══ Text section

Friday, 14 June 2013

Silk Road Markets

Every Sunday, farmers from all over Kashgaria come to a place a bit outside of Kashgar, to trade their livestock. Kashgar's Sunday Market is the big event in the region, the place to be, to meet friends and other farmers, exchange news, buy a good sheep and sell your old donkey. So of course I was there already early in the morning.

The day started with a breakfast of noodles and tea:

Then the first farmers began to arrive.

At the entrance of the compound, a policeman collected a small fee from everyone.

Those already there sceptically scrutinized every newcomer.

Some of the newly arrived happily greeted old friends.

Then the trading began:


Soon the place was bustling with activity.

Some people though were taking it easy.

 In a corner, two old dudes were grinding scissors and knives, using a hand-driven grinding stone.


 The day was hot and dusty, so that one had to take a rest from time to time.

════
══ Data

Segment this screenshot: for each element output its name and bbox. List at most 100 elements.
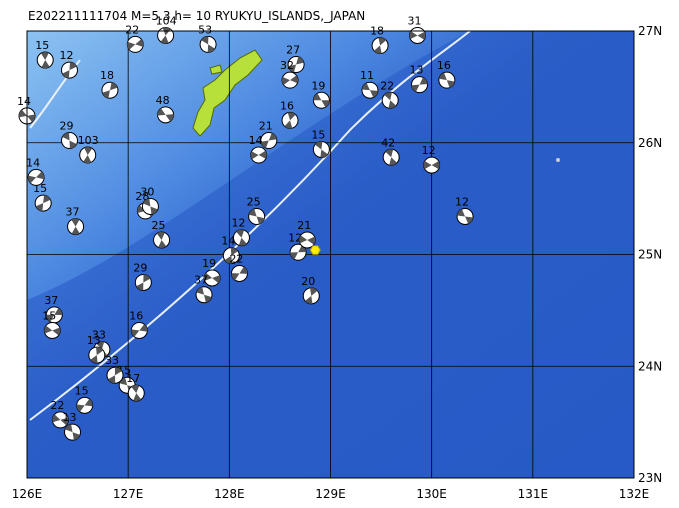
depth-label: 29 <box>133 261 147 274</box>
depth-label: 13 <box>63 411 77 424</box>
beachball-quadrant <box>83 147 93 164</box>
y-tick-label: 27N <box>638 24 662 38</box>
focal-mechanism <box>157 26 175 44</box>
focal-mechanism <box>153 231 171 249</box>
beachball-quadrant <box>204 272 221 284</box>
beachball-quadrant <box>315 141 328 158</box>
focal-mechanism <box>287 56 305 74</box>
focal-mechanism <box>361 81 379 99</box>
focal-mechanism <box>106 366 124 384</box>
focal-mechanism <box>67 218 85 236</box>
beachball-quadrant <box>288 56 304 73</box>
focal-mechanism <box>203 269 221 287</box>
depth-label: 48 <box>156 94 170 107</box>
focal-mechanism <box>130 321 148 339</box>
depth-label: 53 <box>198 23 212 36</box>
focal-mechanism <box>382 148 400 166</box>
beachball-quadrant <box>385 149 397 166</box>
focal-mechanism <box>250 146 268 164</box>
focal-mechanism <box>60 132 78 150</box>
focal-mechanism <box>222 247 240 265</box>
y-tick-label: 23N <box>638 471 662 485</box>
beachball-quadrant <box>156 231 167 248</box>
focal-mechanism <box>438 71 456 89</box>
depth-label: 32 <box>280 59 294 72</box>
beachball-quadrant <box>282 75 299 85</box>
frame <box>26 30 635 479</box>
depth-label: 16 <box>280 99 294 112</box>
depth-label: 12 <box>59 49 73 62</box>
depth-label: 21 <box>297 219 311 232</box>
beachball-quadrant <box>46 308 63 322</box>
x-tick-label: 130E <box>416 487 447 501</box>
focal-mechanism <box>371 37 389 55</box>
depth-label: 37 <box>194 274 208 287</box>
y-tick-label: 25N <box>638 248 662 262</box>
focal-mechanism <box>88 346 106 364</box>
focal-mechanism <box>43 321 61 339</box>
map-title: E202211111704 M=5.3 h= 10 RYUKYU_ISLANDS… <box>28 9 365 23</box>
depth-label: 22 <box>125 23 139 36</box>
focal-mechanism <box>232 229 250 247</box>
beachball-quadrant <box>157 108 174 122</box>
depth-label: 42 <box>381 136 395 149</box>
depth-label: 104 <box>156 14 177 27</box>
epicenter <box>309 245 321 255</box>
depth-label: 15 <box>35 39 49 52</box>
focal-mechanism <box>381 91 399 109</box>
depth-label: 29 <box>59 120 73 133</box>
depth-label: 14 <box>221 235 235 248</box>
focal-mechanism <box>127 384 145 402</box>
depth-label: 37 <box>44 294 58 307</box>
beachball-quadrant <box>260 133 277 148</box>
beachball-quadrant <box>108 367 122 384</box>
depth-label: 25 <box>152 219 166 232</box>
beachball-quadrant <box>136 274 151 291</box>
depth-label: 27 <box>286 44 300 57</box>
beachball-quadrant <box>231 266 248 281</box>
x-tick-label: 132E <box>619 487 650 501</box>
island <box>556 158 560 162</box>
depth-label: 25 <box>247 196 261 209</box>
beachball-quadrant <box>248 208 265 225</box>
focal-mechanism <box>230 264 248 282</box>
depth-label: 13 <box>87 334 101 347</box>
depth-label: 33 <box>92 328 106 341</box>
beachball-quadrant <box>439 72 455 88</box>
depth-label: 14 <box>17 95 31 108</box>
beachball-quadrant <box>102 82 118 99</box>
focal-mechanism <box>51 411 69 429</box>
x-tick-label: 126E <box>12 487 43 501</box>
x-tick-label: 128E <box>214 487 245 501</box>
beachball-quadrant <box>131 324 148 337</box>
beachball-quadrant <box>313 93 330 108</box>
depth-label: 22 <box>229 252 243 265</box>
beachball-quadrant <box>62 62 77 79</box>
focal-mechanism <box>411 76 429 94</box>
focal-mechanism <box>312 140 330 158</box>
focal-mechanism <box>157 106 175 124</box>
beachball-quadrant <box>224 247 238 264</box>
focal-mechanism <box>199 35 217 53</box>
depth-label: 20 <box>301 275 315 288</box>
depth-label: 12 <box>231 217 245 230</box>
trench <box>29 31 471 421</box>
beachball-quadrant <box>90 347 104 364</box>
focal-mechanism <box>248 208 266 226</box>
depth-label: 15 <box>42 309 56 322</box>
depth-label: 12 <box>422 144 436 157</box>
focal-mechanism <box>456 208 474 226</box>
beachball-quadrant <box>411 77 428 92</box>
depth-label: 31 <box>408 14 422 27</box>
depth-label: 103 <box>78 134 99 147</box>
focal-mechanism <box>27 168 45 186</box>
depth-label: 14 <box>249 134 263 147</box>
depth-label: 30 <box>140 185 154 198</box>
beachball-quadrant <box>299 235 316 245</box>
focal-mechanism <box>409 26 427 44</box>
beachball-quadrant <box>35 195 51 212</box>
beachball-quadrant <box>305 287 318 304</box>
beachball-quadrant <box>65 424 80 441</box>
beachball-quadrant <box>71 218 80 235</box>
depth-label: 15 <box>75 384 89 397</box>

════

**Aim**: Carry on the blog post about Kashgar's Sunday livestock market, picking up right after its last sentence.

**Result of the task**:
However, Sunday is not only a busy day on Kashgar's cattle market. Also on the great bazar in the centre of the city, trading was in full swing. At the entrance of the bazar, this guy was selling all kinds of necessary reptiles, snakes and turtles.


Then I fell into the hands of a hat-seller. He fiercly argued that mid-May is the best time to buy a warm hat, as prices are low and the next cold winter will come for sure.

So I had a try. Here we see the traditional Uyghur model.

Then I tried this woollen cone. The wool was very nice, but it left the ears unprotected.

This one was better. But a bit narrow.

If one was to join a group of fierce mountain-rebels, this version would be the thing to wear.

This one was soft and warm, if slightly shapeless.

Designwise, the last model I tried was unrivalled.

Still, I finally decided to postpone the purchase of a hat until later in the year, as temperatures outside were already around 30 C, and the need for a warm hat seemed not that urgent.

Soon afterwards, I came to the stand of a knife-seller.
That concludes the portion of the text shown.